### EXERCISE:
Determine how many lines include "letter". Give the number and nothing else.

** Start INFORMATION GIVEN **

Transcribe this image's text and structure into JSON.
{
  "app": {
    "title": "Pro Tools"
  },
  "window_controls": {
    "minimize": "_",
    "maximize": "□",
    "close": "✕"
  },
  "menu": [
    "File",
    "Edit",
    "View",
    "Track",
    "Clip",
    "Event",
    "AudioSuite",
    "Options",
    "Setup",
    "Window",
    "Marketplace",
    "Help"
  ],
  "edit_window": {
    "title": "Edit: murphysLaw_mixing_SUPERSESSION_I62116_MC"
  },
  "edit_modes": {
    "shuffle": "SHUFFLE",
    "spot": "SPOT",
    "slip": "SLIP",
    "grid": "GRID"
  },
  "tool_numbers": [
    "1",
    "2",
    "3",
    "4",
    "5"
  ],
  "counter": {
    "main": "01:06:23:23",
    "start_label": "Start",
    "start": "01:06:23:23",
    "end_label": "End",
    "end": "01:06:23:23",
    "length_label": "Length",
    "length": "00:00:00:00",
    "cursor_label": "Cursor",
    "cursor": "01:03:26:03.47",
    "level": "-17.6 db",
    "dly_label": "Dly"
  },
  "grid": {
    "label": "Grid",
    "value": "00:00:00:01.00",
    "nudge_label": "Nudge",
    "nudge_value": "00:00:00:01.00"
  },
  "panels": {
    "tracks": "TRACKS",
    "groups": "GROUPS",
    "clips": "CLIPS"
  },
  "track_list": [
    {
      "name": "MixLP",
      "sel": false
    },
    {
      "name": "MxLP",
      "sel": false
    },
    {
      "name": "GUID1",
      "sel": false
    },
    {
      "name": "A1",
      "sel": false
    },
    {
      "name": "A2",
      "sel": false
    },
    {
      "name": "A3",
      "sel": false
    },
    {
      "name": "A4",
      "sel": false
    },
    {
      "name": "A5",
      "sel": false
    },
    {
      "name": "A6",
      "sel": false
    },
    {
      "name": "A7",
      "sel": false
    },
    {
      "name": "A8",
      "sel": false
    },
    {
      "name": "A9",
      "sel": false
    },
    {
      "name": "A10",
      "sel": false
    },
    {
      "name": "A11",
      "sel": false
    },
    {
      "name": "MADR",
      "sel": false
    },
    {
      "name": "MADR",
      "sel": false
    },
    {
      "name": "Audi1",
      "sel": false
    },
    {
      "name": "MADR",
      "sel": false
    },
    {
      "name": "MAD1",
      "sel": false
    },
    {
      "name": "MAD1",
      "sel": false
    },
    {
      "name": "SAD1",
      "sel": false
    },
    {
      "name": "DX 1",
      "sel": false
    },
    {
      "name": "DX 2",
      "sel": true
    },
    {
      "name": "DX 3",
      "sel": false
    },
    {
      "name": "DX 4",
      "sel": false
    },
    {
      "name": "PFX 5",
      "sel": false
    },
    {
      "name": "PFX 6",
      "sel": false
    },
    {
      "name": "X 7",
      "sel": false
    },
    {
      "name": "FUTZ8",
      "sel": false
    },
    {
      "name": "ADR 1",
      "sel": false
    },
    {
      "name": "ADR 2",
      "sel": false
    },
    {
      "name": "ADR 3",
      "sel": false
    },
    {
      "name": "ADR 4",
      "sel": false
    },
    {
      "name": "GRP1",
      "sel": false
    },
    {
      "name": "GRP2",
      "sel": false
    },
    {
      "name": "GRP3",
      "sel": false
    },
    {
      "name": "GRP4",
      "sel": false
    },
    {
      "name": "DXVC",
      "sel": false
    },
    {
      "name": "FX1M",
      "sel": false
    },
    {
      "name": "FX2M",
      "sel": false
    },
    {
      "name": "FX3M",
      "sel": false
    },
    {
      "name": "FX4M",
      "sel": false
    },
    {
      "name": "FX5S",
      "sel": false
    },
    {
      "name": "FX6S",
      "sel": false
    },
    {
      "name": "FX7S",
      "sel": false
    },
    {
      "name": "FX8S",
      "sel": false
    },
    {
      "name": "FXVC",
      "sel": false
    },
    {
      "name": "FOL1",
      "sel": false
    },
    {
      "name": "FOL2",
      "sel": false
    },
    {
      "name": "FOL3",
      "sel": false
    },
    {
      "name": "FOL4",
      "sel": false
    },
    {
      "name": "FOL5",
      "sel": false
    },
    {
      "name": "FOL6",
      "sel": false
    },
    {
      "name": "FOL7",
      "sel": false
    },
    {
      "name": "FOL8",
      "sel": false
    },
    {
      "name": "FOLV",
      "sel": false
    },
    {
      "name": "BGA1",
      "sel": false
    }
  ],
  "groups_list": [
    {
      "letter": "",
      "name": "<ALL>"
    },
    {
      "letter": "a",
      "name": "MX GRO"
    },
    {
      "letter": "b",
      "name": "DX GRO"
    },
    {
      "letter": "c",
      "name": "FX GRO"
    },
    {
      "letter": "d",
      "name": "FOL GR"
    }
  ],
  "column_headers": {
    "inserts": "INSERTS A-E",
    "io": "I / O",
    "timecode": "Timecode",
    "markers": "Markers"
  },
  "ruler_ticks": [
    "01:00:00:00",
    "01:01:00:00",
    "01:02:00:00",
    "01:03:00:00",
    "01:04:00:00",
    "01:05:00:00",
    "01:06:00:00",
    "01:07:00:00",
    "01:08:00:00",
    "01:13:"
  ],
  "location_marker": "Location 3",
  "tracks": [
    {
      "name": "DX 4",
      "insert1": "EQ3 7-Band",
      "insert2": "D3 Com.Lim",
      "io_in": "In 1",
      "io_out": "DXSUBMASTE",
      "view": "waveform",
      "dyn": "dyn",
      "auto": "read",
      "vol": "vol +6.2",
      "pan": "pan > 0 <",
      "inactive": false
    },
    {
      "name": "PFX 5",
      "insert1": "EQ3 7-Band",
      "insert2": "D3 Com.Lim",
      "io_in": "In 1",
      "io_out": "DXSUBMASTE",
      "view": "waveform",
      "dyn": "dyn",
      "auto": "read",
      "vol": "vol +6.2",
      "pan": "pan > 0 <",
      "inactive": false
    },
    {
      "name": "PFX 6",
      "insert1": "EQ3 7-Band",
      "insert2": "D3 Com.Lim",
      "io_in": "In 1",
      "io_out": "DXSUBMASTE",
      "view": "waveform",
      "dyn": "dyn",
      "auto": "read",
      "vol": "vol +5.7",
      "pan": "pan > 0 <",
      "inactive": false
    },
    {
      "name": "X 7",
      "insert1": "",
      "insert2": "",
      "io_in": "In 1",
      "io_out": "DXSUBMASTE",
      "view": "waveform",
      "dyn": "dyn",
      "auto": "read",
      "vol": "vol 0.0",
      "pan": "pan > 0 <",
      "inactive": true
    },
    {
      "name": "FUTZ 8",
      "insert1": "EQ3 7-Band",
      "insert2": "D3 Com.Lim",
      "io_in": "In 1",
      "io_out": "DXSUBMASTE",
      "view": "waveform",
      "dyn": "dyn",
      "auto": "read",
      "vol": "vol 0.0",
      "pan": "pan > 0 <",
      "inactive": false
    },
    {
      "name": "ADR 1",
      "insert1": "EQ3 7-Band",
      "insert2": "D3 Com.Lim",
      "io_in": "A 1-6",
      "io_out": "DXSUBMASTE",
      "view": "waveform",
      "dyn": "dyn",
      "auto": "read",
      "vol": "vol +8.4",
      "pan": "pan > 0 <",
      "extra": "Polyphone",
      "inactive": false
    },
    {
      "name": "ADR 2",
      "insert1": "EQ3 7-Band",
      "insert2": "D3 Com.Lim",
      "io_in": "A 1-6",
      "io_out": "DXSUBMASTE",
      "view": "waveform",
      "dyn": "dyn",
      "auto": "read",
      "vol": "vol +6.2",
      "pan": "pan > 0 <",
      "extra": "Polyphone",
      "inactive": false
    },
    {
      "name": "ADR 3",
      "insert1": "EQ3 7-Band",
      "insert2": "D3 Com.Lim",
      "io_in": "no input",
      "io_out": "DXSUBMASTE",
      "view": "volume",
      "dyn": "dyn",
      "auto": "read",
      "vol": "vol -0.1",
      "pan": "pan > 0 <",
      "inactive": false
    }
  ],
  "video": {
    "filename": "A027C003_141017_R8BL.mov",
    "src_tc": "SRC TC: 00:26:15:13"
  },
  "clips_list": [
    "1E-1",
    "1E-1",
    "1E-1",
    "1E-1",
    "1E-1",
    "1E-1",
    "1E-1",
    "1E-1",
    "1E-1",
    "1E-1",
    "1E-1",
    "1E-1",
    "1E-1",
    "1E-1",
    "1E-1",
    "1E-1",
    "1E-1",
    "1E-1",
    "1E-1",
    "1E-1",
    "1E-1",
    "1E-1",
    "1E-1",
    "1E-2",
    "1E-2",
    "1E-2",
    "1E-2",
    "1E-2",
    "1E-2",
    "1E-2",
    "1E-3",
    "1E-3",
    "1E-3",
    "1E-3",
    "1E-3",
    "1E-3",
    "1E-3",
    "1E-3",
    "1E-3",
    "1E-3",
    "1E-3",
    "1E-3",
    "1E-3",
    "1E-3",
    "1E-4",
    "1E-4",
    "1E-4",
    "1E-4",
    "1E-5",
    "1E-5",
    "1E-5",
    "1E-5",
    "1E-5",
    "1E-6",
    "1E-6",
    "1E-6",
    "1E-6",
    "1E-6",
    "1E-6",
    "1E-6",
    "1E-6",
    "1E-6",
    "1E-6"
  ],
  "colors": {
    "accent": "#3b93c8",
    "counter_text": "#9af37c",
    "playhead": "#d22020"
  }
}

** End INFORMATION GIVEN **

### FULL SOLUTION:
5